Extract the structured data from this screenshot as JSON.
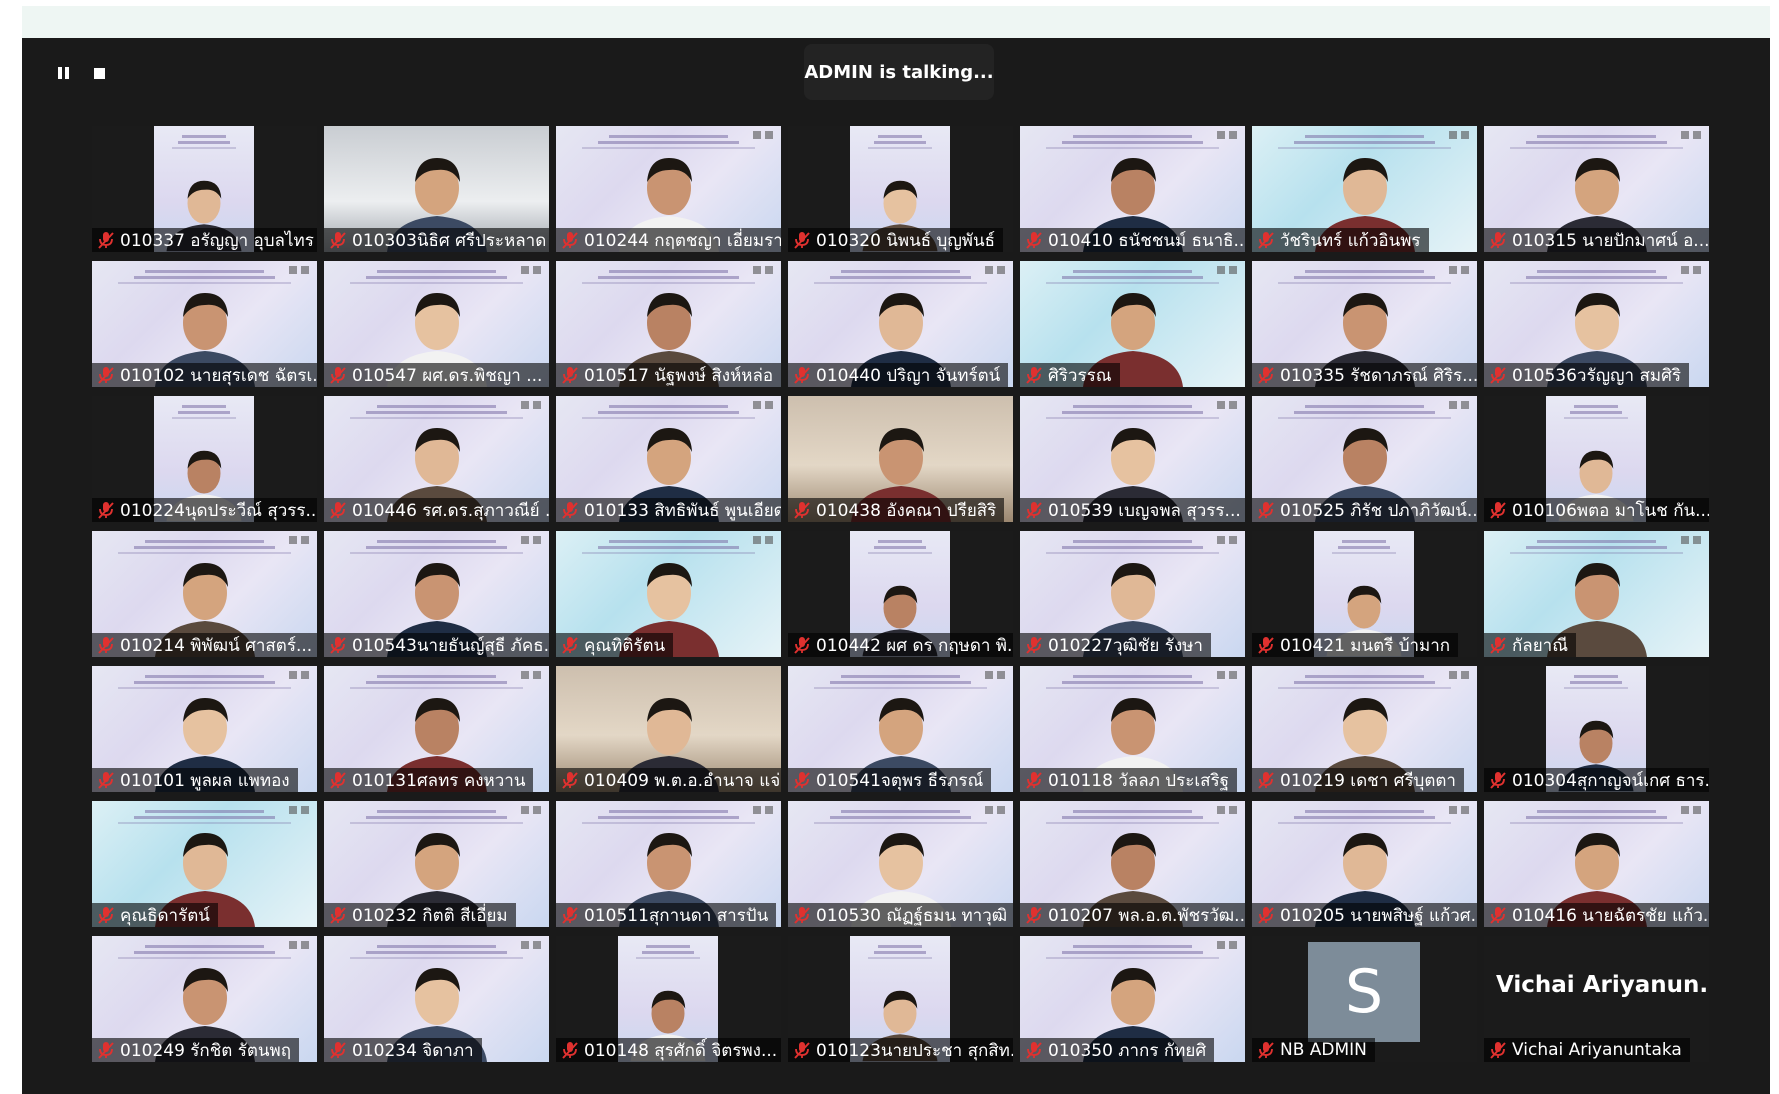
{
  "meeting": {
    "talking_indicator": "ADMIN is talking...",
    "controls": [
      {
        "name": "pause-icon"
      },
      {
        "name": "stop-icon"
      }
    ]
  },
  "colors": {
    "window_background": "#1a1a1a",
    "muted_icon": "#e0312f",
    "avatar_background": "#7d8c99"
  },
  "participants": [
    {
      "name": "010337 อรัญญา อุบลไทร",
      "bg": "dark-inner",
      "muted": true
    },
    {
      "name": "010303นิธิศ ศรีประหลาด",
      "bg": "car",
      "muted": true
    },
    {
      "name": "010244 กฤตชญา เอี่ยมรา...",
      "bg": "slide",
      "muted": true
    },
    {
      "name": "010320 นิพนธ์ บุญพันธ์",
      "bg": "dark-inner",
      "muted": true
    },
    {
      "name": "010410 ธนัชชนม์ ธนาธิ...",
      "bg": "slide",
      "muted": true
    },
    {
      "name": "วัชรินทร์ แก้วอินพร",
      "bg": "cyan",
      "muted": true
    },
    {
      "name": "010315 นายปักมาศน์ อ...",
      "bg": "slide",
      "muted": true
    },
    {
      "name": "010102 นายสุรเดช ฉัตรเ...",
      "bg": "slide",
      "muted": true
    },
    {
      "name": "010547 ผศ.ดร.พิชญา ...",
      "bg": "slide",
      "muted": true
    },
    {
      "name": "010517 นัฐพงษ์ สิงห์หล่อ",
      "bg": "slide",
      "muted": true
    },
    {
      "name": "010440 ปริญา จันทร์ตน์",
      "bg": "slide",
      "muted": true
    },
    {
      "name": "ศิริวรรณ",
      "bg": "cyan",
      "muted": true
    },
    {
      "name": "010335 รัชดาภรณ์ ศิริร...",
      "bg": "slide",
      "muted": true
    },
    {
      "name": "010536วรัญญา สมศิริ",
      "bg": "slide",
      "muted": true
    },
    {
      "name": "010224นุดประวีณ์ สุวรร...",
      "bg": "dark-inner",
      "muted": true
    },
    {
      "name": "010446 รศ.ดร.สุภาวณีย์ ...",
      "bg": "slide",
      "muted": true
    },
    {
      "name": "010133 สิทธิพันธ์ พูนเอียด",
      "bg": "slide",
      "muted": true
    },
    {
      "name": "010438 อังคณา ปรียสิริ",
      "bg": "room",
      "muted": true
    },
    {
      "name": "010539 เบญจพล สุวรร...",
      "bg": "slide",
      "muted": true
    },
    {
      "name": "010525 ภิรัช ปภาภิวัฒน์...",
      "bg": "slide",
      "muted": true
    },
    {
      "name": "010106พตอ มาโนช กัน...",
      "bg": "dark-inner",
      "muted": true
    },
    {
      "name": "010214 พิพัฒน์ ศาสตร์...",
      "bg": "slide",
      "muted": true
    },
    {
      "name": "010543นายธันญ์สุธี ภัคธ...",
      "bg": "slide",
      "muted": true
    },
    {
      "name": "คุณทิติรัตน",
      "bg": "cyan",
      "muted": true
    },
    {
      "name": "010442 ผศ ดร กฤษดา พิ...",
      "bg": "dark-inner",
      "muted": true
    },
    {
      "name": "010227วุฒิชัย รังษา",
      "bg": "slide",
      "muted": true
    },
    {
      "name": "010421 มนตรี บ้ามาก",
      "bg": "dark-inner",
      "muted": true
    },
    {
      "name": "กัลยาณี",
      "bg": "cyan",
      "muted": true
    },
    {
      "name": "010101 พูลผล แพทอง",
      "bg": "slide",
      "muted": true
    },
    {
      "name": "010131ศลทร คงหวาน",
      "bg": "slide",
      "muted": true
    },
    {
      "name": "010409 พ.ต.อ.อำนาจ แจ่...",
      "bg": "room",
      "muted": true
    },
    {
      "name": "010541จตุพร ธีรภรณ์",
      "bg": "slide",
      "muted": true
    },
    {
      "name": "010118 วัลลภ ประเสริฐ",
      "bg": "slide",
      "muted": true
    },
    {
      "name": "010219 เดชา ศรีบุตตา",
      "bg": "slide",
      "muted": true
    },
    {
      "name": "010304สุกาญจน์เกศ ธาร...",
      "bg": "dark-inner",
      "muted": true
    },
    {
      "name": "คุณธิดารัตน์",
      "bg": "cyan",
      "muted": true
    },
    {
      "name": "010232 กิตติ สีเอี่ยม",
      "bg": "slide",
      "muted": true
    },
    {
      "name": "010511สุกานดา สารปัน",
      "bg": "slide",
      "muted": true
    },
    {
      "name": "010530 ณัฏฐ์ธมน ทาวุฒิ",
      "bg": "slide",
      "muted": true
    },
    {
      "name": "010207 พล.อ.ต.พัชรวัฒ...",
      "bg": "slide",
      "muted": true
    },
    {
      "name": "010205 นายพสิษฐ์ แก้วศ...",
      "bg": "slide",
      "muted": true
    },
    {
      "name": "010416 นายฉัตรชัย แก้ว...",
      "bg": "slide",
      "muted": true
    },
    {
      "name": "010249 รักชิต รัตนพฤ",
      "bg": "slide",
      "muted": true
    },
    {
      "name": "010234 จิดาภา",
      "bg": "slide",
      "muted": true
    },
    {
      "name": "010148 สุรศักดิ์ จิตรพง...",
      "bg": "dark-inner",
      "muted": true
    },
    {
      "name": "010123นายประชา สุกสิท...",
      "bg": "dark-inner",
      "muted": true
    },
    {
      "name": "010350 ภากร กัทยศิ",
      "bg": "slide",
      "muted": true
    },
    {
      "name": "NB ADMIN",
      "bg": "avatar",
      "avatar_letter": "S",
      "muted": true
    },
    {
      "name": "Vichai Ariyanuntaka",
      "bg": "namecard",
      "display_name": "Vichai  Ariyanun...",
      "muted": true
    }
  ]
}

STATED PROBLEM. Transcribe all of the material exactly, leaving out whatever pictures it contains.

CORRECT ANSWER.
Extract the structured data from this screenshot as JSON.
{
  "meeting": {
    "talking_indicator": "ADMIN is talking...",
    "controls": [
      {
        "name": "pause-icon"
      },
      {
        "name": "stop-icon"
      }
    ]
  },
  "colors": {
    "window_background": "#1a1a1a",
    "muted_icon": "#e0312f",
    "avatar_background": "#7d8c99"
  },
  "participants": [
    {
      "name": "010337 อรัญญา อุบลไทร",
      "bg": "dark-inner",
      "muted": true
    },
    {
      "name": "010303นิธิศ ศรีประหลาด",
      "bg": "car",
      "muted": true
    },
    {
      "name": "010244 กฤตชญา เอี่ยมรา...",
      "bg": "slide",
      "muted": true
    },
    {
      "name": "010320 นิพนธ์ บุญพันธ์",
      "bg": "dark-inner",
      "muted": true
    },
    {
      "name": "010410 ธนัชชนม์ ธนาธิ...",
      "bg": "slide",
      "muted": true
    },
    {
      "name": "วัชรินทร์ แก้วอินพร",
      "bg": "cyan",
      "muted": true
    },
    {
      "name": "010315 นายปักมาศน์ อ...",
      "bg": "slide",
      "muted": true
    },
    {
      "name": "010102 นายสุรเดช ฉัตรเ...",
      "bg": "slide",
      "muted": true
    },
    {
      "name": "010547 ผศ.ดร.พิชญา ...",
      "bg": "slide",
      "muted": true
    },
    {
      "name": "010517 นัฐพงษ์ สิงห์หล่อ",
      "bg": "slide",
      "muted": true
    },
    {
      "name": "010440 ปริญา จันทร์ตน์",
      "bg": "slide",
      "muted": true
    },
    {
      "name": "ศิริวรรณ",
      "bg": "cyan",
      "muted": true
    },
    {
      "name": "010335 รัชดาภรณ์ ศิริร...",
      "bg": "slide",
      "muted": true
    },
    {
      "name": "010536วรัญญา สมศิริ",
      "bg": "slide",
      "muted": true
    },
    {
      "name": "010224นุดประวีณ์ สุวรร...",
      "bg": "dark-inner",
      "muted": true
    },
    {
      "name": "010446 รศ.ดร.สุภาวณีย์ ...",
      "bg": "slide",
      "muted": true
    },
    {
      "name": "010133 สิทธิพันธ์ พูนเอียด",
      "bg": "slide",
      "muted": true
    },
    {
      "name": "010438 อังคณา ปรียสิริ",
      "bg": "room",
      "muted": true
    },
    {
      "name": "010539 เบญจพล สุวรร...",
      "bg": "slide",
      "muted": true
    },
    {
      "name": "010525 ภิรัช ปภาภิวัฒน์...",
      "bg": "slide",
      "muted": true
    },
    {
      "name": "010106พตอ มาโนช กัน...",
      "bg": "dark-inner",
      "muted": true
    },
    {
      "name": "010214 พิพัฒน์ ศาสตร์...",
      "bg": "slide",
      "muted": true
    },
    {
      "name": "010543นายธันญ์สุธี ภัคธ...",
      "bg": "slide",
      "muted": true
    },
    {
      "name": "คุณทิติรัตน",
      "bg": "cyan",
      "muted": true
    },
    {
      "name": "010442 ผศ ดร กฤษดา พิ...",
      "bg": "dark-inner",
      "muted": true
    },
    {
      "name": "010227วุฒิชัย รังษา",
      "bg": "slide",
      "muted": true
    },
    {
      "name": "010421 มนตรี บ้ามาก",
      "bg": "dark-inner",
      "muted": true
    },
    {
      "name": "กัลยาณี",
      "bg": "cyan",
      "muted": true
    },
    {
      "name": "010101 พูลผล แพทอง",
      "bg": "slide",
      "muted": true
    },
    {
      "name": "010131ศลทร คงหวาน",
      "bg": "slide",
      "muted": true
    },
    {
      "name": "010409 พ.ต.อ.อำนาจ แจ่...",
      "bg": "room",
      "muted": true
    },
    {
      "name": "010541จตุพร ธีรภรณ์",
      "bg": "slide",
      "muted": true
    },
    {
      "name": "010118 วัลลภ ประเสริฐ",
      "bg": "slide",
      "muted": true
    },
    {
      "name": "010219 เดชา ศรีบุตตา",
      "bg": "slide",
      "muted": true
    },
    {
      "name": "010304สุกาญจน์เกศ ธาร...",
      "bg": "dark-inner",
      "muted": true
    },
    {
      "name": "คุณธิดารัตน์",
      "bg": "cyan",
      "muted": true
    },
    {
      "name": "010232 กิตติ สีเอี่ยม",
      "bg": "slide",
      "muted": true
    },
    {
      "name": "010511สุกานดา สารปัน",
      "bg": "slide",
      "muted": true
    },
    {
      "name": "010530 ณัฏฐ์ธมน ทาวุฒิ",
      "bg": "slide",
      "muted": true
    },
    {
      "name": "010207 พล.อ.ต.พัชรวัฒ...",
      "bg": "slide",
      "muted": true
    },
    {
      "name": "010205 นายพสิษฐ์ แก้วศ...",
      "bg": "slide",
      "muted": true
    },
    {
      "name": "010416 นายฉัตรชัย แก้ว...",
      "bg": "slide",
      "muted": true
    },
    {
      "name": "010249 รักชิต รัตนพฤ",
      "bg": "slide",
      "muted": true
    },
    {
      "name": "010234 จิดาภา",
      "bg": "slide",
      "muted": true
    },
    {
      "name": "010148 สุรศักดิ์ จิตรพง...",
      "bg": "dark-inner",
      "muted": true
    },
    {
      "name": "010123นายประชา สุกสิท...",
      "bg": "dark-inner",
      "muted": true
    },
    {
      "name": "010350 ภากร กัทยศิ",
      "bg": "slide",
      "muted": true
    },
    {
      "name": "NB ADMIN",
      "bg": "avatar",
      "avatar_letter": "S",
      "muted": true
    },
    {
      "name": "Vichai Ariyanuntaka",
      "bg": "namecard",
      "display_name": "Vichai  Ariyanun...",
      "muted": true
    }
  ]
}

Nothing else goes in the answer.